-- What the task asks --
Pictures are not part of the copy; repeat everything else in the records exactly.

-- Records supplied --
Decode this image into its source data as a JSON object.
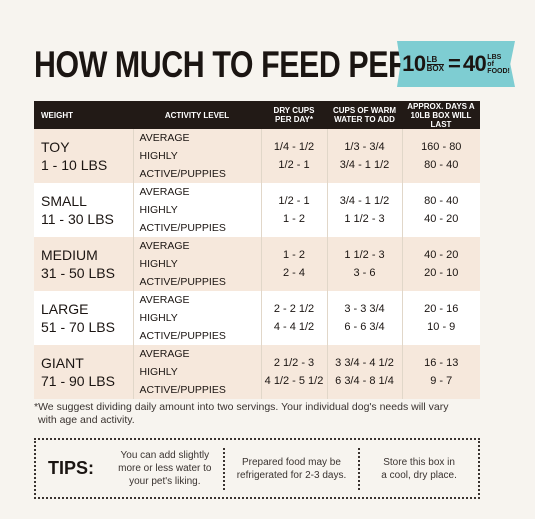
{
  "title": "HOW MUCH TO FEED PER DAY",
  "badge": {
    "left_num": "10",
    "left_unit_top": "LB",
    "left_unit_bottom": "BOX",
    "equals": "=",
    "right_num": "40",
    "right_unit_1": "LBS",
    "right_unit_2": "of",
    "right_unit_3": "FOOD!"
  },
  "table": {
    "headers": {
      "weight": "WEIGHT",
      "activity": "ACTIVITY LEVEL",
      "dry_1": "DRY CUPS",
      "dry_2": "PER DAY*",
      "water_1": "CUPS OF WARM",
      "water_2": "WATER TO ADD",
      "days_1": "APPROX. DAYS A",
      "days_2": "10LB BOX WILL LAST"
    },
    "rows": [
      {
        "size": "TOY",
        "range": "1 - 10 LBS",
        "act1": "AVERAGE",
        "act2": "HIGHLY ACTIVE/PUPPIES",
        "dry1": "1/4 - 1/2",
        "dry2": "1/2 - 1",
        "water1": "1/3 - 3/4",
        "water2": "3/4 - 1 1/2",
        "days1": "160 - 80",
        "days2": "80 - 40"
      },
      {
        "size": "SMALL",
        "range": "11 - 30 LBS",
        "act1": "AVERAGE",
        "act2": "HIGHLY ACTIVE/PUPPIES",
        "dry1": "1/2 - 1",
        "dry2": "1 - 2",
        "water1": "3/4 - 1 1/2",
        "water2": "1 1/2 - 3",
        "days1": "80 - 40",
        "days2": "40 - 20"
      },
      {
        "size": "MEDIUM",
        "range": "31 - 50 LBS",
        "act1": "AVERAGE",
        "act2": "HIGHLY ACTIVE/PUPPIES",
        "dry1": "1 - 2",
        "dry2": "2 - 4",
        "water1": "1 1/2 - 3",
        "water2": "3 - 6",
        "days1": "40 - 20",
        "days2": "20 - 10"
      },
      {
        "size": "LARGE",
        "range": "51 - 70 LBS",
        "act1": "AVERAGE",
        "act2": "HIGHLY ACTIVE/PUPPIES",
        "dry1": "2 - 2 1/2",
        "dry2": "4 - 4 1/2",
        "water1": "3 - 3 3/4",
        "water2": "6 - 6 3/4",
        "days1": "20 - 16",
        "days2": "10 - 9"
      },
      {
        "size": "GIANT",
        "range": "71 - 90 LBS",
        "act1": "AVERAGE",
        "act2": "HIGHLY ACTIVE/PUPPIES",
        "dry1": "2 1/2 - 3",
        "dry2": "4 1/2 - 5 1/2",
        "water1": "3 3/4 - 4 1/2",
        "water2": "6 3/4 - 8 1/4",
        "days1": "16 - 13",
        "days2": "9 - 7"
      }
    ]
  },
  "footnote_1": "*We suggest dividing daily amount into two servings. Your individual dog's needs will vary",
  "footnote_2": "with age and activity.",
  "tips": {
    "label": "TIPS:",
    "tip1_1": "You can add slightly",
    "tip1_2": "more or less water to",
    "tip1_3": "your pet's liking.",
    "tip2_1": "Prepared food may be",
    "tip2_2": "refrigerated for 2-3 days.",
    "tip3_1": "Store this box in",
    "tip3_2": "a cool, dry place."
  },
  "colors": {
    "header_bg": "#221a16",
    "shade_row": "#f6e8dc",
    "badge": "#7ecdd2",
    "background": "#f7f4ef"
  }
}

-- Answer for the task --
Decode this image into its source data as a JSON object.
{
  "title": "HOW MUCH TO FEED PER DAY",
  "badge": {
    "left_num": "10",
    "left_unit_top": "LB",
    "left_unit_bottom": "BOX",
    "equals": "=",
    "right_num": "40",
    "right_unit_1": "LBS",
    "right_unit_2": "of",
    "right_unit_3": "FOOD!"
  },
  "table": {
    "headers": {
      "weight": "WEIGHT",
      "activity": "ACTIVITY LEVEL",
      "dry_1": "DRY CUPS",
      "dry_2": "PER DAY*",
      "water_1": "CUPS OF WARM",
      "water_2": "WATER TO ADD",
      "days_1": "APPROX. DAYS A",
      "days_2": "10LB BOX WILL LAST"
    },
    "rows": [
      {
        "size": "TOY",
        "range": "1 - 10 LBS",
        "act1": "AVERAGE",
        "act2": "HIGHLY ACTIVE/PUPPIES",
        "dry1": "1/4 - 1/2",
        "dry2": "1/2 - 1",
        "water1": "1/3 - 3/4",
        "water2": "3/4 - 1 1/2",
        "days1": "160 - 80",
        "days2": "80 - 40"
      },
      {
        "size": "SMALL",
        "range": "11 - 30 LBS",
        "act1": "AVERAGE",
        "act2": "HIGHLY ACTIVE/PUPPIES",
        "dry1": "1/2 - 1",
        "dry2": "1 - 2",
        "water1": "3/4 - 1 1/2",
        "water2": "1 1/2 - 3",
        "days1": "80 - 40",
        "days2": "40 - 20"
      },
      {
        "size": "MEDIUM",
        "range": "31 - 50 LBS",
        "act1": "AVERAGE",
        "act2": "HIGHLY ACTIVE/PUPPIES",
        "dry1": "1 - 2",
        "dry2": "2 - 4",
        "water1": "1 1/2 - 3",
        "water2": "3 - 6",
        "days1": "40 - 20",
        "days2": "20 - 10"
      },
      {
        "size": "LARGE",
        "range": "51 - 70 LBS",
        "act1": "AVERAGE",
        "act2": "HIGHLY ACTIVE/PUPPIES",
        "dry1": "2 - 2 1/2",
        "dry2": "4 - 4 1/2",
        "water1": "3 - 3 3/4",
        "water2": "6 - 6 3/4",
        "days1": "20 - 16",
        "days2": "10 - 9"
      },
      {
        "size": "GIANT",
        "range": "71 - 90 LBS",
        "act1": "AVERAGE",
        "act2": "HIGHLY ACTIVE/PUPPIES",
        "dry1": "2 1/2 - 3",
        "dry2": "4 1/2 - 5 1/2",
        "water1": "3 3/4 - 4 1/2",
        "water2": "6 3/4 - 8 1/4",
        "days1": "16 - 13",
        "days2": "9 - 7"
      }
    ]
  },
  "footnote_1": "*We suggest dividing daily amount into two servings. Your individual dog's needs will vary",
  "footnote_2": "with age and activity.",
  "tips": {
    "label": "TIPS:",
    "tip1_1": "You can add slightly",
    "tip1_2": "more or less water to",
    "tip1_3": "your pet's liking.",
    "tip2_1": "Prepared food may be",
    "tip2_2": "refrigerated for 2-3 days.",
    "tip3_1": "Store this box in",
    "tip3_2": "a cool, dry place."
  },
  "colors": {
    "header_bg": "#221a16",
    "shade_row": "#f6e8dc",
    "badge": "#7ecdd2",
    "background": "#f7f4ef"
  }
}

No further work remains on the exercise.